**SUPPLIED PASSAGE:**
________________________________________
The OECD’s Lombardelli said that overall there has been positive data among its members in recent months showing inflation coming down consistently. This will help rebuild real incomes and support consumption, she said.

The OECD’s 38 members include the United States, United Kingdom, Australia, Canada, Mexico, France, Germany, Israel, Turkey, Japan and South Korea.

Its latest outlook hiked its economic growth forecast for the U.S. by 0.6 percentage points from its previous November estimate, to 2.1% for this year. Its euro zone outlook was lowered by 0.3 percentage points, to 0.6%, while its U.K. outlook was flat at 0.7%.

“We’ve seen positive news in the U.S., we’re seeing inflation coming down now, but we’re not seeing a big cost in terms of the labor market there,” Lombardelli told CNBC.
________________________________________
**MATERIAL SUPPLIED:**
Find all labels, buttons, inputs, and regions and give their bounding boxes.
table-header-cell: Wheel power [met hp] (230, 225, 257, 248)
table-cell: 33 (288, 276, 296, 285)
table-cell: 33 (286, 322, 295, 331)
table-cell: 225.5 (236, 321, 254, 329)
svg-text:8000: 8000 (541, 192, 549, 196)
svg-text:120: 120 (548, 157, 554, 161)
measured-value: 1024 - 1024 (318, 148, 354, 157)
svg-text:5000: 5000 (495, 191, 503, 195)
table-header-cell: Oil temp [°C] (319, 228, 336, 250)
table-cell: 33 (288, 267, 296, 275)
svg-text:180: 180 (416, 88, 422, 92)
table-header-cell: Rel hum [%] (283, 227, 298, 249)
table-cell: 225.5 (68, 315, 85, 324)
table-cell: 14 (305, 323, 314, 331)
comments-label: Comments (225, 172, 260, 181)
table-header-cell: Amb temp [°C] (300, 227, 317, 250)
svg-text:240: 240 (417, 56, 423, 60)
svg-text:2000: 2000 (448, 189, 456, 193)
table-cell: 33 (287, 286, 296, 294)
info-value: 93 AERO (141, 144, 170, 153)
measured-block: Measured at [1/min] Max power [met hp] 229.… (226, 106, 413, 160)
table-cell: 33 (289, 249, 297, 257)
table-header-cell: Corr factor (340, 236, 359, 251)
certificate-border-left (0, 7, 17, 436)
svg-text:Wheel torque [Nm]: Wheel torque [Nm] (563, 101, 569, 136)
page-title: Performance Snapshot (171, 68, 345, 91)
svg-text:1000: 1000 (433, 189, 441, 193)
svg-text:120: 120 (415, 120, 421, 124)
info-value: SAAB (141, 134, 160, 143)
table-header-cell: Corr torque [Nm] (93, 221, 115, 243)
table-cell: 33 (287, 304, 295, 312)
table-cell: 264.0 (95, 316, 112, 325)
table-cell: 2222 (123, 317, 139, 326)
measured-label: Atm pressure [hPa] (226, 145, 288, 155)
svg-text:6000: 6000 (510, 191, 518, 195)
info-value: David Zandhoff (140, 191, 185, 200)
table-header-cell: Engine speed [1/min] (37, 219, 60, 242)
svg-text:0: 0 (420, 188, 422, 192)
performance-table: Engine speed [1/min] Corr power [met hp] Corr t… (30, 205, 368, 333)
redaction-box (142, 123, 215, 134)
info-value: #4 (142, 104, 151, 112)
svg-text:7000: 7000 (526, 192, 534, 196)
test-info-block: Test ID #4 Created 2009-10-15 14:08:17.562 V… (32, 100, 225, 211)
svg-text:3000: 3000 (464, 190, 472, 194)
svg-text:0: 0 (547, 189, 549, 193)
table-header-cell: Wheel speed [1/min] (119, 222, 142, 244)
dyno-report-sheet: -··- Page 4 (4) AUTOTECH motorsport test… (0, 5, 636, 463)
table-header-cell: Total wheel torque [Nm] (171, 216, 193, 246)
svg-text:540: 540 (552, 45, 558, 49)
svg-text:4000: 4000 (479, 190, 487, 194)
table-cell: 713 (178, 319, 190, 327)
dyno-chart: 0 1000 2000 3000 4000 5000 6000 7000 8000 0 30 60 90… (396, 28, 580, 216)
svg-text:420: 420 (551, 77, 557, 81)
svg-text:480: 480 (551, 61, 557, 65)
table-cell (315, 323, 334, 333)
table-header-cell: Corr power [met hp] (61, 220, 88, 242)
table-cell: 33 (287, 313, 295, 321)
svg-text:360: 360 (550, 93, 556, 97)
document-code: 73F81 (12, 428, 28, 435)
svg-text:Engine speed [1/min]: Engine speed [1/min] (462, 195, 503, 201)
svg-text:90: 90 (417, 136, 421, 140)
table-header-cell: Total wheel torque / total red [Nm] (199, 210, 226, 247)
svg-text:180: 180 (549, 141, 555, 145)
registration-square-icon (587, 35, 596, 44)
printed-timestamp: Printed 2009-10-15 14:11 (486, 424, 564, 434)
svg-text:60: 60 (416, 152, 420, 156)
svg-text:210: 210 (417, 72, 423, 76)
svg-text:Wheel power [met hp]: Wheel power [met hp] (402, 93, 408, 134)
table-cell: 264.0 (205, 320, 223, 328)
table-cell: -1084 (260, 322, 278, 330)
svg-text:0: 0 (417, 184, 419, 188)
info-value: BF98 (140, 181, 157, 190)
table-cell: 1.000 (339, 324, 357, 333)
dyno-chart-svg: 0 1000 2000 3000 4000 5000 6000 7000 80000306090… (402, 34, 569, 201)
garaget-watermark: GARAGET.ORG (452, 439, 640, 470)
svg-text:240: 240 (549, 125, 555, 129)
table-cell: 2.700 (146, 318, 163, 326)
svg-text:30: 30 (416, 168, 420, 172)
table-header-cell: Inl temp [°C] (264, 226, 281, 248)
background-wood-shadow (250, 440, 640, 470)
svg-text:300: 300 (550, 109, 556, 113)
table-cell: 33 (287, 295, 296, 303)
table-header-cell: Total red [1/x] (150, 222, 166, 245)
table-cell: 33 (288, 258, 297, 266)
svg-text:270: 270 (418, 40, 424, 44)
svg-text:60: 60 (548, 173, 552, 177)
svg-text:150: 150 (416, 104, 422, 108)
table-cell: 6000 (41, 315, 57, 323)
________________________________________
**CHALLENGE A:**
According to the OECD outlook passage, what is the U.K. growth forecast for this year?
**CHALLENGE B:**
Pick up the passage on the OECD economic outlook after its final sentence and write the next few paragraphs.

**WRITTEN ANSWER A:**
It stays flat at 0.7%.

**WRITTEN ANSWER B:**
“Growth is looking stronger, and inflation is coming down. So you’ll see a rebuilding of real incomes there in the U.S., and that will support consumption growth.”

Europe has been hit harder by an energy price shock, the impact of inflation on real incomes and consumption, and its greater dependence on bank-based financing amid tighter montary policy, she said.

In the medium-term, the OECD expects a greater drag on growth from its aging workforce.

The OECD nonetheless sees the European Central Bank as being in a position to cut interest rates in the second half of the year if current trends continue, Lombardelli said.